The resource can be data for which access is sought, or a program
to be executed. The first node can be, and normally is, a computer
of some kind, e.g., a personal computer or server. The packet in
which the realm identifier is included can be a transmission
control protocol/Internet protocol (TCP/IP) packet, or more
specifically, a TCP/IP SYN packet. The method can further comprise
the step of transmitting the packet from the first node to the
second node via a network, which can be the Internet.
[0008] A method of a third embodiment of the invention comprises
the steps of, at a first node, receiving a packet having a header
with a realm identifier of a second node originating the request,
and including a request to access a resource; retrieving a realm
identifier of a third node hosting the resource; comparing the
realm identifier of the second node generating the request with the
realm identifier of the third node hosting the resource;
determining whether the realm identifiers are the same based on the
comparing; and applying security policy to the request on the basis
of whether the realm identifiers are the same. The received packet
includes the realm identifier of the second node originating the
request in an Internet Protocol (IP) portion of the header of the
packet. The received packet can be in the form of a transmission
control protocol/Internet protocol (TCP/IP) SYN packet for
initiating a network connection. The method can further comprise
the steps of extracting an index from the header of the received
packet; retrieving a key corresponding to the index; and decrypting
data identifying the user and data identifying the node originating
the request using the retrieved key in the header of the packet.
The applying of security policy can be performed on the basis of
the data identifying the user and the node originating the request.
The data identifying the first node and the data identifying the
user of the first node can be included in the sequence number and
acknowledgement number fields of a transmission control protocol
(TCP) portion of the header of the packet without adverse impact on
the TCP protocol. Also, the index can be included in the urgent
pointer field of a transmission control protocol (TCP) portion of
the packet header in a manner that does not adversely effect the
TCP protocol. The decrypting step can further comprise decrypting
an index in the header of the packet, and the method can further
comprise the steps of comparing the decrypted index with the
extracted index; determining whether the decrypted index and the
extracted index are the same; if the decrypted index and extracted
index are the same, transmitting the packet to the third node
hosting the resource; and if the decrypted index and extracted
index are not the same, dropping the packet having the request.
These steps prevent the network connection from being hijacked as
it is being established. The method can further comprise the step
of, if the decrypted index and extracted index are not the same,
logging the packet having the request. This can be used to provide
a record of an attack which may have value in stopping an attack,
preventing future attack, providing evidence of an attack for
prosecution of the perpetrator, etc. The resource can include data
for which access is requested, or a program to be launched in
response to the request, or both. The packet can be received from a
network such as the Internet. The method can further comprise
determining whether the packet is permitted to be transmitted to
the third node hosting the resource based on the application of the
security policy; if the packet is permitted to be transmitted to
the third node hosting the resource, transmitting the packet to the
third node; and if the packet is not permitted to be transmitted to
the third node hosting the resource, dropping the packet to prevent
further communication with the first node originating the request.
The method can further comprise, if the packet is not permitted to
be transmitted to the third node hosting the resource, logging the
request to access the resource.

▶ _Provided data_:
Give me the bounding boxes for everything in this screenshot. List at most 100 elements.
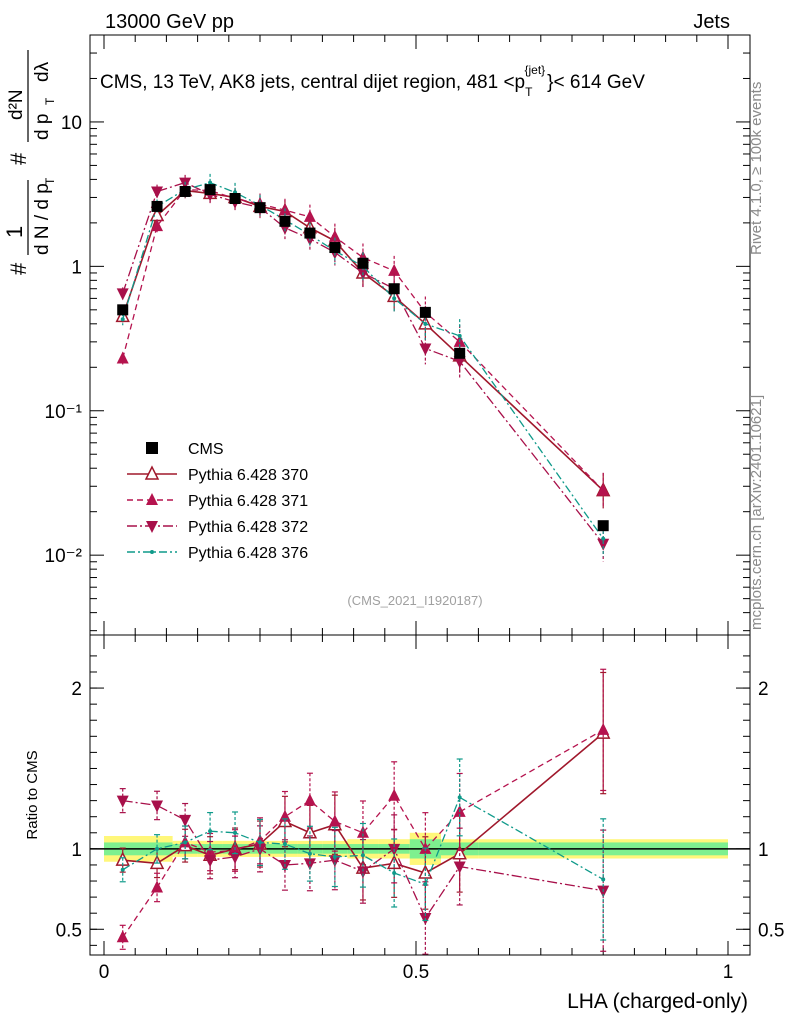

▶ _Request_:
Answer these from the patent text on realm identifiers:
1. In which part of the packet header is the realm identifier of the second node carried?
2. Which field of the TCP portion of the header can hold the index?
3. What is done with the packet when the decrypted index and the extracted index are not the same?

▶ _Problem solution_:
1. In the Internet Protocol (IP) portion of the header.
2. The urgent pointer field.
3. The packet is dropped.